_Exercise task_.
Copy the rows word for word, everything from the line containing "Give me the" down to the line containing "svg-text:0.22000: 0.22000: [800, 258, 836, 269]", including both of those lines.

Excerpt from a dataset:

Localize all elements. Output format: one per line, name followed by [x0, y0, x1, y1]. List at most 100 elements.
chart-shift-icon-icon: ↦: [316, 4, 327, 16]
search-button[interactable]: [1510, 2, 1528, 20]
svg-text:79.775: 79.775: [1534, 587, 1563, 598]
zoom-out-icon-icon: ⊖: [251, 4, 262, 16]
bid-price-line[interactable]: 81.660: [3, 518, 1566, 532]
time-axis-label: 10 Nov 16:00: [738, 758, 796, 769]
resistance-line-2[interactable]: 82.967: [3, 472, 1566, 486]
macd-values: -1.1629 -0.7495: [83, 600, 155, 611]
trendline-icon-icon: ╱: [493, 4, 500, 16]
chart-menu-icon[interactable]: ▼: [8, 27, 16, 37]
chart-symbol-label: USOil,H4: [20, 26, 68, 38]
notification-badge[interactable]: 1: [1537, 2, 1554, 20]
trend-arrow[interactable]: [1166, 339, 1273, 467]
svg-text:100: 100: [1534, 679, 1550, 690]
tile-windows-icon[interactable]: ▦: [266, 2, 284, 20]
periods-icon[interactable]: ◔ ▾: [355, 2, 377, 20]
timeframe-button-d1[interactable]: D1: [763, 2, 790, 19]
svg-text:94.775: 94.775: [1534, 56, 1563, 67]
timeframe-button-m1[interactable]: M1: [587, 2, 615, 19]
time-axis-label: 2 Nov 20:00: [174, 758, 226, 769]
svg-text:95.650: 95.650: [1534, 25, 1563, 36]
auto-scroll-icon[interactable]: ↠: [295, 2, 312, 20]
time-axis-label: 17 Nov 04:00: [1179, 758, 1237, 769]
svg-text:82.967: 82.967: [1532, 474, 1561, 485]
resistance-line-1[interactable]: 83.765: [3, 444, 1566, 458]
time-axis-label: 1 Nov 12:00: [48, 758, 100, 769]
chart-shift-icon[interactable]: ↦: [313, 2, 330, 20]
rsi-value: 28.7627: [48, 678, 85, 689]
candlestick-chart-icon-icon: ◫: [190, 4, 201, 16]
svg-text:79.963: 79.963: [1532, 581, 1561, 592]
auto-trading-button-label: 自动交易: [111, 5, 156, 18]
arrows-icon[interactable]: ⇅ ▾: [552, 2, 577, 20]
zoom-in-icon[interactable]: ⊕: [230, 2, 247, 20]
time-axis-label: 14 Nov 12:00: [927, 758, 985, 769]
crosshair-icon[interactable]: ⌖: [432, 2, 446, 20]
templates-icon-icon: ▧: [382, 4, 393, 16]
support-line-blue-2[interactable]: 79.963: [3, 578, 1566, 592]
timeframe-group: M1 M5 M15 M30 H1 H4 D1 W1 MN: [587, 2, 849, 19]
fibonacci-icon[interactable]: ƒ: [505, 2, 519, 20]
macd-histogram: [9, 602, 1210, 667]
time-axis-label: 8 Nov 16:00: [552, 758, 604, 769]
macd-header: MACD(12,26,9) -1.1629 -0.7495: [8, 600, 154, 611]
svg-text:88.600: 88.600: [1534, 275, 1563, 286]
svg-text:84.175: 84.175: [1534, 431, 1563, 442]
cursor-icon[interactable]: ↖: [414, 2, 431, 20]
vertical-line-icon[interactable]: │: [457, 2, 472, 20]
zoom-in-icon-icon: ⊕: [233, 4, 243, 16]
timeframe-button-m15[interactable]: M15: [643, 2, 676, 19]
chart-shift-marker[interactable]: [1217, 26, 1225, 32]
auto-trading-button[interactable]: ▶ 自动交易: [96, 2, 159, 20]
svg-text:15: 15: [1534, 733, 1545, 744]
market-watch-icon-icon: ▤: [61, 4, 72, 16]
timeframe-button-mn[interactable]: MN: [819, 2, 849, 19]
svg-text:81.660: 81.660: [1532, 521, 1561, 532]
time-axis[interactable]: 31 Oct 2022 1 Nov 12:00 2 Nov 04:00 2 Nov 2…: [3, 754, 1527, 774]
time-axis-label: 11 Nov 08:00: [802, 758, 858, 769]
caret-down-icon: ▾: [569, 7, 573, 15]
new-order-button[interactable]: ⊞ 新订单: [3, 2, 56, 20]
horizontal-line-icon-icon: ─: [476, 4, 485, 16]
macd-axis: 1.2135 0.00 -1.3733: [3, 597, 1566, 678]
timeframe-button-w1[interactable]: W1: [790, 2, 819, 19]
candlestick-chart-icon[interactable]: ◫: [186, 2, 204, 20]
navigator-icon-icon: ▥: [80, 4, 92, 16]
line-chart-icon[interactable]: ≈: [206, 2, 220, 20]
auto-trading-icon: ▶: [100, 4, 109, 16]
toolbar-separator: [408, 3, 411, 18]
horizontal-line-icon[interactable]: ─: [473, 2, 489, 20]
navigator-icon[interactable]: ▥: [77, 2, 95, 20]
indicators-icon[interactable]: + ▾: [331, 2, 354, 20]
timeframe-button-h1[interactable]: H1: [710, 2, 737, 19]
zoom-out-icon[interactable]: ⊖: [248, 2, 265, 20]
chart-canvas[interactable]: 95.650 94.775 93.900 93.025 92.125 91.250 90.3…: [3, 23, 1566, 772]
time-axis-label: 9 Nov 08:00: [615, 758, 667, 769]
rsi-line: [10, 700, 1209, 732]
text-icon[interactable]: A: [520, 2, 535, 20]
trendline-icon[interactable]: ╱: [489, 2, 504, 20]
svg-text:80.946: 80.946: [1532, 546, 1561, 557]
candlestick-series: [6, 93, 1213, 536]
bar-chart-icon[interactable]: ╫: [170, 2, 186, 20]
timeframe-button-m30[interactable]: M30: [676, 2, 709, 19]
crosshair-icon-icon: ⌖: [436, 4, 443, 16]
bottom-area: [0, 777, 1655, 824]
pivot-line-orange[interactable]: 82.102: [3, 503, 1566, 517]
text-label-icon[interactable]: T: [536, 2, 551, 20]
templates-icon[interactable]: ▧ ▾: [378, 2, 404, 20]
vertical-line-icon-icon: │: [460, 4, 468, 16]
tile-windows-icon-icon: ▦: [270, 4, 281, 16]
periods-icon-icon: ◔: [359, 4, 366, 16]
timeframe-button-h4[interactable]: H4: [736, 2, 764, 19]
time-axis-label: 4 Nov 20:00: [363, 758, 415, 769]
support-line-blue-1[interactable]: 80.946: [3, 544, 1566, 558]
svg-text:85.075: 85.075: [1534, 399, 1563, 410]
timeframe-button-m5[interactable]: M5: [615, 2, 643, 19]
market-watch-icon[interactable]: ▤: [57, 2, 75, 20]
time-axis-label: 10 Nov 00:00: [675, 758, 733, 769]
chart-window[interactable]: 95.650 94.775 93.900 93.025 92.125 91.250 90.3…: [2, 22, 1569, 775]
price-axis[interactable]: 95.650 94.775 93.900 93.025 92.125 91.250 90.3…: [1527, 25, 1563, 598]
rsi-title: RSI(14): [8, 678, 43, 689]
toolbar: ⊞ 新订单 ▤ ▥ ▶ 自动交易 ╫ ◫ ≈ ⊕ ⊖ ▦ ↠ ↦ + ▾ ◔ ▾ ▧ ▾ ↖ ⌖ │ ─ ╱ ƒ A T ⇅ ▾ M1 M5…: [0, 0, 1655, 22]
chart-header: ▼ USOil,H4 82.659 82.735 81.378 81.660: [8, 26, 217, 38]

--

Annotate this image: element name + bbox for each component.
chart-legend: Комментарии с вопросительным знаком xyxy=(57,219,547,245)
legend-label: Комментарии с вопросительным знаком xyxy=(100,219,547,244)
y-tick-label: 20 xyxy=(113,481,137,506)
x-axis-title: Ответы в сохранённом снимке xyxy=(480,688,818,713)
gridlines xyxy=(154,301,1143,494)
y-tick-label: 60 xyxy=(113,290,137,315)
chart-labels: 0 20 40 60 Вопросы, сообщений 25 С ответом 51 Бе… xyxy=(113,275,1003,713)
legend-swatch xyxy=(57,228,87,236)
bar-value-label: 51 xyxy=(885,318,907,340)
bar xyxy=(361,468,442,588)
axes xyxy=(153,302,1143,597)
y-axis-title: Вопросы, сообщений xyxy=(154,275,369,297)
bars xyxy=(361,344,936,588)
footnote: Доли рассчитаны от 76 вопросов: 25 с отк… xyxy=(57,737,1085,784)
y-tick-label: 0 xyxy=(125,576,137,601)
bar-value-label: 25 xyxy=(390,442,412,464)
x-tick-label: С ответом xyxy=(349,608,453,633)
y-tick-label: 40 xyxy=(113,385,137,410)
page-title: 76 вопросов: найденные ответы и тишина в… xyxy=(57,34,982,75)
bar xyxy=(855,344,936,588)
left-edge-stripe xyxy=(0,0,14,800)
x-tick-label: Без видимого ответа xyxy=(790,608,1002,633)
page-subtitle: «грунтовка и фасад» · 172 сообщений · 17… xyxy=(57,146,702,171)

--

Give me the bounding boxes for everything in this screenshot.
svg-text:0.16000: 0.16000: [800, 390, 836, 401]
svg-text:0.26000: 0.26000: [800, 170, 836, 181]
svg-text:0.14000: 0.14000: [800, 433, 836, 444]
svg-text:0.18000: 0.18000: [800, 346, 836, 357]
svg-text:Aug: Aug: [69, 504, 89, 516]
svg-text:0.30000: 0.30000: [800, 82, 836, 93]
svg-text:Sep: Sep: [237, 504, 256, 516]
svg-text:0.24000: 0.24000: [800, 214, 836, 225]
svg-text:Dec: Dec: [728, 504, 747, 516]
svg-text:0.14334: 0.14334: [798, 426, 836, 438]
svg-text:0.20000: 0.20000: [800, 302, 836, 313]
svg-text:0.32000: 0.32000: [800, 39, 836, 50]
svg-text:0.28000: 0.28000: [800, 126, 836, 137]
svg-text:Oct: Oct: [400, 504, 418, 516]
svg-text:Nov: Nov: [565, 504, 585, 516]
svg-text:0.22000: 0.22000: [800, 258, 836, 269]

_Reply to the task_.
Give me the bounding boxes for everything in this screenshot.
svg-text:0.16000: 0.16000: [800, 390, 836, 401]
svg-text:0.26000: 0.26000: [800, 170, 836, 181]
svg-text:0.14000: 0.14000: [800, 433, 836, 444]
svg-text:0.18000: 0.18000: [800, 346, 836, 357]
svg-text:Aug: Aug: [69, 504, 89, 516]
svg-text:0.30000: 0.30000: [800, 82, 836, 93]
svg-text:Sep: Sep: [237, 504, 256, 516]
svg-text:0.24000: 0.24000: [800, 214, 836, 225]
svg-text:Dec: Dec: [728, 504, 747, 516]
svg-text:0.14334: 0.14334: [798, 426, 836, 438]
svg-text:0.20000: 0.20000: [800, 302, 836, 313]
svg-text:0.32000: 0.32000: [800, 39, 836, 50]
svg-text:0.28000: 0.28000: [800, 126, 836, 137]
svg-text:Oct: Oct: [400, 504, 418, 516]
svg-text:Nov: Nov: [565, 504, 585, 516]
svg-text:0.22000: 0.22000: [800, 258, 836, 269]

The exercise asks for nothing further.